# Extracted data entries:
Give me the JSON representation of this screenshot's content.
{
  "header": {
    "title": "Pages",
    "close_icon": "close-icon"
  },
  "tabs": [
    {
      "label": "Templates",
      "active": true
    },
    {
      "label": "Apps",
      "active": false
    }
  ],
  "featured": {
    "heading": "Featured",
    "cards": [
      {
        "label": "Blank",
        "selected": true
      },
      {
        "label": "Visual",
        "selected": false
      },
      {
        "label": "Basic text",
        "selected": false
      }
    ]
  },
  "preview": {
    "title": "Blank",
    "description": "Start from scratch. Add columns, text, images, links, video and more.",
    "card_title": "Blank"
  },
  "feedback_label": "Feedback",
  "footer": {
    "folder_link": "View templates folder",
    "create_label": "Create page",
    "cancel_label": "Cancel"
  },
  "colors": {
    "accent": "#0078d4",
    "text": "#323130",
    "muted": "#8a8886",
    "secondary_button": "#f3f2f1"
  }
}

# Stated goal:
Repeat the records above exactly, leaving none out.

# Task response:
Give me the JSON representation of this screenshot's content.
{
  "header": {
    "title": "Pages",
    "close_icon": "close-icon"
  },
  "tabs": [
    {
      "label": "Templates",
      "active": true
    },
    {
      "label": "Apps",
      "active": false
    }
  ],
  "featured": {
    "heading": "Featured",
    "cards": [
      {
        "label": "Blank",
        "selected": true
      },
      {
        "label": "Visual",
        "selected": false
      },
      {
        "label": "Basic text",
        "selected": false
      }
    ]
  },
  "preview": {
    "title": "Blank",
    "description": "Start from scratch. Add columns, text, images, links, video and more.",
    "card_title": "Blank"
  },
  "feedback_label": "Feedback",
  "footer": {
    "folder_link": "View templates folder",
    "create_label": "Create page",
    "cancel_label": "Cancel"
  },
  "colors": {
    "accent": "#0078d4",
    "text": "#323130",
    "muted": "#8a8886",
    "secondary_button": "#f3f2f1"
  }
}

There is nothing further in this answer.